Task requirements: Exactly reproduce each line of the listing that follows.

[Data excerpts]
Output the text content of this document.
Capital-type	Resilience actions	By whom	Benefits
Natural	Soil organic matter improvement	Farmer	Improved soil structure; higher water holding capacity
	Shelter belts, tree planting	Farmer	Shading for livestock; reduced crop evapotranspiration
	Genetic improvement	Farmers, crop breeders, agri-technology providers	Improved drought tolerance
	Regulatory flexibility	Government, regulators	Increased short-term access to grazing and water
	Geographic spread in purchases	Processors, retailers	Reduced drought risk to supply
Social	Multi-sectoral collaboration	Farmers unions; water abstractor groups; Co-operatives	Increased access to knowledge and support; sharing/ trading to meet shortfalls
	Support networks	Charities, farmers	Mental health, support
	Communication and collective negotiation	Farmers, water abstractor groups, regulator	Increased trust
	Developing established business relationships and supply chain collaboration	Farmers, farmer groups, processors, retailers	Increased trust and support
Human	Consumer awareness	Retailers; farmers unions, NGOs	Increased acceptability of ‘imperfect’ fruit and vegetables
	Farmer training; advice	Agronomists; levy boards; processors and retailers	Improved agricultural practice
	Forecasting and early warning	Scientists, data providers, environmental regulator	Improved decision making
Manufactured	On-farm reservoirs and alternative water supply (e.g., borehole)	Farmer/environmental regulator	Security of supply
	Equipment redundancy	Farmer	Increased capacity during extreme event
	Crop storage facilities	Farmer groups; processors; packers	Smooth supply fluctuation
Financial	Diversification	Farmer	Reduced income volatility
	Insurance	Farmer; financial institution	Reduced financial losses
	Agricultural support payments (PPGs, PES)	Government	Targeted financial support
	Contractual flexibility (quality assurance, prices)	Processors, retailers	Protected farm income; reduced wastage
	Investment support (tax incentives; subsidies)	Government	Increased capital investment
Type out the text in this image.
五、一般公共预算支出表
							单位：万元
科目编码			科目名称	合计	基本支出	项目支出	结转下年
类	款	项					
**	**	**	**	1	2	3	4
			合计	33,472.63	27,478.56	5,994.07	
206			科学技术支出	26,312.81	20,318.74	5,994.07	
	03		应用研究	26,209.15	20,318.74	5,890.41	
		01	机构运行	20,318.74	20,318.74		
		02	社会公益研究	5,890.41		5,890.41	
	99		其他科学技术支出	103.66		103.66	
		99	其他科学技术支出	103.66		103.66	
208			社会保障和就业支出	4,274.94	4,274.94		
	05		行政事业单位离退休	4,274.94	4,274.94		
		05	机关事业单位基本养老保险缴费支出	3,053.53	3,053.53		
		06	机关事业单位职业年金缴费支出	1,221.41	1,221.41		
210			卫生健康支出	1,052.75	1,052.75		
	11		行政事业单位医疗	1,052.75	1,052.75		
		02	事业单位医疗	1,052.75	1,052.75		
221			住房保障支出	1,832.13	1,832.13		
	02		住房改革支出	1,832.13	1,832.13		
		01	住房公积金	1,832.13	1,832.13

Exercise output:
Output the text content of this document.
Capital-type	Resilience actions	By whom	Benefits
Natural	Soil organic matter improvement	Farmer	Improved soil structure; higher water holding capacity
	Shelter belts, tree planting	Farmer	Shading for livestock; reduced crop evapotranspiration
	Genetic improvement	Farmers, crop breeders, agri-technology providers	Improved drought tolerance
	Regulatory flexibility	Government, regulators	Increased short-term access to grazing and water
	Geographic spread in purchases	Processors, retailers	Reduced drought risk to supply
Social	Multi-sectoral collaboration	Farmers unions; water abstractor groups; Co-operatives	Increased access to knowledge and support; sharing/ trading to meet shortfalls
	Support networks	Charities, farmers	Mental health, support
	Communication and collective negotiation	Farmers, water abstractor groups, regulator	Increased trust
	Developing established business relationships and supply chain collaboration	Farmers, farmer groups, processors, retailers	Increased trust and support
Human	Consumer awareness	Retailers; farmers unions, NGOs	Increased acceptability of ‘imperfect’ fruit and vegetables
	Farmer training; advice	Agronomists; levy boards; processors and retailers	Improved agricultural practice
	Forecasting and early warning	Scientists, data providers, environmental regulator	Improved decision making
Manufactured	On-farm reservoirs and alternative water supply (e.g., borehole)	Farmer/environmental regulator	Security of supply
	Equipment redundancy	Farmer	Increased capacity during extreme event
	Crop storage facilities	Farmer groups; processors; packers	Smooth supply fluctuation
Financial	Diversification	Farmer	Reduced income volatility
	Insurance	Farmer; financial institution	Reduced financial losses
	Agricultural support payments (PPGs, PES)	Government	Targeted financial support
	Contractual flexibility (quality assurance, prices)	Processors, retailers	Protected farm income; reduced wastage
	Investment support (tax incentives; subsidies)	Government	Increased capital investment
Type out the text in this image.
五、一般公共预算支出表
							单位：万元
科目编码			科目名称	合计	基本支出	项目支出	结转下年
类	款	项					
**	**	**	**	1	2	3	4
			合计	33,472.63	27,478.56	5,994.07	
206			科学技术支出	26,312.81	20,318.74	5,994.07	
	03		应用研究	26,209.15	20,318.74	5,890.41	
		01	机构运行	20,318.74	20,318.74		
		02	社会公益研究	5,890.41		5,890.41	
	99		其他科学技术支出	103.66		103.66	
		99	其他科学技术支出	103.66		103.66	
208			社会保障和就业支出	4,274.94	4,274.94		
	05		行政事业单位离退休	4,274.94	4,274.94		
		05	机关事业单位基本养老保险缴费支出	3,053.53	3,053.53		
		06	机关事业单位职业年金缴费支出	1,221.41	1,221.41		
210			卫生健康支出	1,052.75	1,052.75		
	11		行政事业单位医疗	1,052.75	1,052.75		
		02	事业单位医疗	1,052.75	1,052.75		
221			住房保障支出	1,832.13	1,832.13		
	02		住房改革支出	1,832.13	1,832.13		
		01	住房公积金	1,832.13	1,832.13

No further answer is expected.